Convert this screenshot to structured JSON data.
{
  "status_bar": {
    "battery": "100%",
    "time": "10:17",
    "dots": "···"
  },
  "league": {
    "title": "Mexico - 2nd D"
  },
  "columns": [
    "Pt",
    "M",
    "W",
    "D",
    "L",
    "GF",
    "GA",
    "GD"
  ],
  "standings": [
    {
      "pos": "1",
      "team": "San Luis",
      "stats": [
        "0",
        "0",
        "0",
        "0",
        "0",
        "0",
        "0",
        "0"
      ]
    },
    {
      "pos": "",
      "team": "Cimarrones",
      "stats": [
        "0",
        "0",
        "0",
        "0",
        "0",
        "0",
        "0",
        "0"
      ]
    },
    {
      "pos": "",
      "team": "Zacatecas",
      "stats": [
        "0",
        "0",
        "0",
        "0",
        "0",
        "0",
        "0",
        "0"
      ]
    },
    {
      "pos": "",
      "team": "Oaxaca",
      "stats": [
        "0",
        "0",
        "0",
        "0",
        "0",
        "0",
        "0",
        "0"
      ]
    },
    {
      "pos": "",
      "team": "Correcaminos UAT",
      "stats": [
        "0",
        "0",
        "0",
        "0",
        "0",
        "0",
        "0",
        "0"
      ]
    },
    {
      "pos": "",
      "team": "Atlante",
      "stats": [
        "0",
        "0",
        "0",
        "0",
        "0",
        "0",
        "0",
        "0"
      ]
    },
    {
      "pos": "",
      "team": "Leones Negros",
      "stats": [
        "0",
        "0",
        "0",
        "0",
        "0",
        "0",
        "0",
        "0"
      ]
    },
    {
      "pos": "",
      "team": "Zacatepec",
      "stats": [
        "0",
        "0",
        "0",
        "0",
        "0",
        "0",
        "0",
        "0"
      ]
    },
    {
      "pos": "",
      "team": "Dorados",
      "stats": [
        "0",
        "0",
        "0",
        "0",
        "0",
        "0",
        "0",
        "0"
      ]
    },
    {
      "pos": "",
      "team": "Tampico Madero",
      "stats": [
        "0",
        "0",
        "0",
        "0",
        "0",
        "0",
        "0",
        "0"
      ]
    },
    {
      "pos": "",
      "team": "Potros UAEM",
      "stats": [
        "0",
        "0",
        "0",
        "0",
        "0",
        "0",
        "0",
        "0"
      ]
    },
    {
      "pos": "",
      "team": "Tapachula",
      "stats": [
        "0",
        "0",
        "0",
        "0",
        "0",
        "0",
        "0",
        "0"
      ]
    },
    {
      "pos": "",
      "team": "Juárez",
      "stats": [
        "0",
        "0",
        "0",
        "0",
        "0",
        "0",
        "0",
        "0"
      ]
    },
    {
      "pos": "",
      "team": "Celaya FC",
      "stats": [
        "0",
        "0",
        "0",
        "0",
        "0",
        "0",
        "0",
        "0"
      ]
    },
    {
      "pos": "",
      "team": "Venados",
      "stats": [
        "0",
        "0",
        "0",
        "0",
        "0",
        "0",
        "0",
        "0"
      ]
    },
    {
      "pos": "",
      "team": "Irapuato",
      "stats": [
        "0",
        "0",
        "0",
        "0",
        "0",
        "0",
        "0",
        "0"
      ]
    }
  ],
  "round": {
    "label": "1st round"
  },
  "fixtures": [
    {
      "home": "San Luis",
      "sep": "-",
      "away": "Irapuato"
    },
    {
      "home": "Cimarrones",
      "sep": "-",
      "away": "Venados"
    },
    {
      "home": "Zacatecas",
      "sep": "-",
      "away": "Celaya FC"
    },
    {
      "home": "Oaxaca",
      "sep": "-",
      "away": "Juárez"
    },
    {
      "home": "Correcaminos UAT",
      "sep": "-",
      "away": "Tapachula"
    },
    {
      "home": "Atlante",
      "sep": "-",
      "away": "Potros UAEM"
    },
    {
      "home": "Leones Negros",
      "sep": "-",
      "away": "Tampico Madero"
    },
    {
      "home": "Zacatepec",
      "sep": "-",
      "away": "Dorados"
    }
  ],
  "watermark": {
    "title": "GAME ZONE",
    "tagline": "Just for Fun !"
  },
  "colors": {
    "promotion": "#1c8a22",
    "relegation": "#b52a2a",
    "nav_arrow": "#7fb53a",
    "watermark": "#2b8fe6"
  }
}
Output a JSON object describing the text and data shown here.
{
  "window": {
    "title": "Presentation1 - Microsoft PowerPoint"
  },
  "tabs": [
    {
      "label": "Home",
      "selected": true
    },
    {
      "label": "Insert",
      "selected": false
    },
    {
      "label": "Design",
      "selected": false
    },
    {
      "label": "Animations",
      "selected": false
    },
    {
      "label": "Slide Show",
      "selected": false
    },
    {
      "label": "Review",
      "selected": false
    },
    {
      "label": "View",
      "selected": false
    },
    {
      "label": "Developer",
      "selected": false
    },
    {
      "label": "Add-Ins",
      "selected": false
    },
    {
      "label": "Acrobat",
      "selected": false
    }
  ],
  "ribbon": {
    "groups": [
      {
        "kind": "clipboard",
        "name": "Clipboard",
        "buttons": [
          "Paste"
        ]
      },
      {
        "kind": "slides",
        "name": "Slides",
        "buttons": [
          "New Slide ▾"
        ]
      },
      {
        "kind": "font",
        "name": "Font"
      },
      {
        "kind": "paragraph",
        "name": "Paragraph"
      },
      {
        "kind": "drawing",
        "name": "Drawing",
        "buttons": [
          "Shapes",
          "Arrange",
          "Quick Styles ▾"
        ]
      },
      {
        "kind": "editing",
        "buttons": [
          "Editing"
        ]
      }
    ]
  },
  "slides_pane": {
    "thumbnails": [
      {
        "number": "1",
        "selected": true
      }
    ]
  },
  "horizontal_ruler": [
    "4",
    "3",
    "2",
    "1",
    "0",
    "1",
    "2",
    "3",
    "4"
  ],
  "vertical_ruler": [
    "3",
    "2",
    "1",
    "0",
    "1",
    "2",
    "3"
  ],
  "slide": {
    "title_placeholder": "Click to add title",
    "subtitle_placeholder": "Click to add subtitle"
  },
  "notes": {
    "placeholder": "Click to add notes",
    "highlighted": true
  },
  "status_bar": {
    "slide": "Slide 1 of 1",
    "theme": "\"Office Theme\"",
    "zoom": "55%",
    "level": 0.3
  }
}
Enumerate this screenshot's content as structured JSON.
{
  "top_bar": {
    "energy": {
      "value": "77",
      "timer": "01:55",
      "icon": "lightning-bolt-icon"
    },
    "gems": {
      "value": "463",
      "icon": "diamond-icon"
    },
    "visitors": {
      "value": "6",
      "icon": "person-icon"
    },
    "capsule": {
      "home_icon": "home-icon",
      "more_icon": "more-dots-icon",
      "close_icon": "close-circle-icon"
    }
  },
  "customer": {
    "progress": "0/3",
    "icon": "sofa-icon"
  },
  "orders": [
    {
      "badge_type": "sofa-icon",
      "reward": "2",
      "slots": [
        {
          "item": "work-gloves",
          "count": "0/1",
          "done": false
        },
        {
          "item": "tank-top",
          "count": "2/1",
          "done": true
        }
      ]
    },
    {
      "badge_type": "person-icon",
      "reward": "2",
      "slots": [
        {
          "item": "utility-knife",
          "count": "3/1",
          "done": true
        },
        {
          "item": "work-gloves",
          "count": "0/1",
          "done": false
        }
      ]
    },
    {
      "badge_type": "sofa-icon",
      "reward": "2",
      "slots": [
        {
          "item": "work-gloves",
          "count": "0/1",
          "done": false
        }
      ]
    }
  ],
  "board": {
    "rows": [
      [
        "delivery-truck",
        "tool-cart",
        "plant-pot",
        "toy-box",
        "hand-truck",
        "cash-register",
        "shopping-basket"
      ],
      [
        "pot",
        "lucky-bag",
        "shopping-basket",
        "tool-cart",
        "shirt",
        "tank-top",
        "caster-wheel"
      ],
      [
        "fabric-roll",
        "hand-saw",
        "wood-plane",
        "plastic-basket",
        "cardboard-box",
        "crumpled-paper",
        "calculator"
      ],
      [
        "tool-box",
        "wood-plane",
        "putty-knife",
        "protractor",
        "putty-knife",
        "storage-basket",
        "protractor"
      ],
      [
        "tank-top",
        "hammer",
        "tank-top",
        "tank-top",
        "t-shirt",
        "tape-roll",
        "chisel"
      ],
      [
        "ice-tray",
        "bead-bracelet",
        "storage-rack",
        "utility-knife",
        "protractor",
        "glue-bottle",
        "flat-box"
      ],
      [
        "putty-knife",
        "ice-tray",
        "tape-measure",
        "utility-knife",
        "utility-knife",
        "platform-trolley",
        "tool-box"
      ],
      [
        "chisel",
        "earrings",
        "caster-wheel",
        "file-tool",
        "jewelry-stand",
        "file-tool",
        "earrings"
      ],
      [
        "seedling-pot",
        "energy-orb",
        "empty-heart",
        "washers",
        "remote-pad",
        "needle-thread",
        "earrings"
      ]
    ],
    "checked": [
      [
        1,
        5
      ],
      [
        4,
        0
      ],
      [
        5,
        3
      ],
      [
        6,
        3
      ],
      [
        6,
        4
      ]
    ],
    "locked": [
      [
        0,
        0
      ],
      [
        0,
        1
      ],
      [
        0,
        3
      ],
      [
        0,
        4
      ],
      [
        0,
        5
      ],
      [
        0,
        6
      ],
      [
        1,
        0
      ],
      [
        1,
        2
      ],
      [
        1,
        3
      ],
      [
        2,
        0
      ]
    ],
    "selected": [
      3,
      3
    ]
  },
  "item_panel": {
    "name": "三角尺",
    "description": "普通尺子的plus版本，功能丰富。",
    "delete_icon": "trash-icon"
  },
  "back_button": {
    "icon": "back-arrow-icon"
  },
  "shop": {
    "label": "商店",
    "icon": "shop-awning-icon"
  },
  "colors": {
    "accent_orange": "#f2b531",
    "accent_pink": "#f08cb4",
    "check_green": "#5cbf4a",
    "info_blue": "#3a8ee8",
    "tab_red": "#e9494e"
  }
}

_ _ _ _ _

_GIVEN PROBLEM_. Where a line above contains the word "data", copy that line.

_OUTPUT OF THE EXERCISE_.
Convert this screenshot to structured JSON data.
Output a JSON object describing the text and data shown here.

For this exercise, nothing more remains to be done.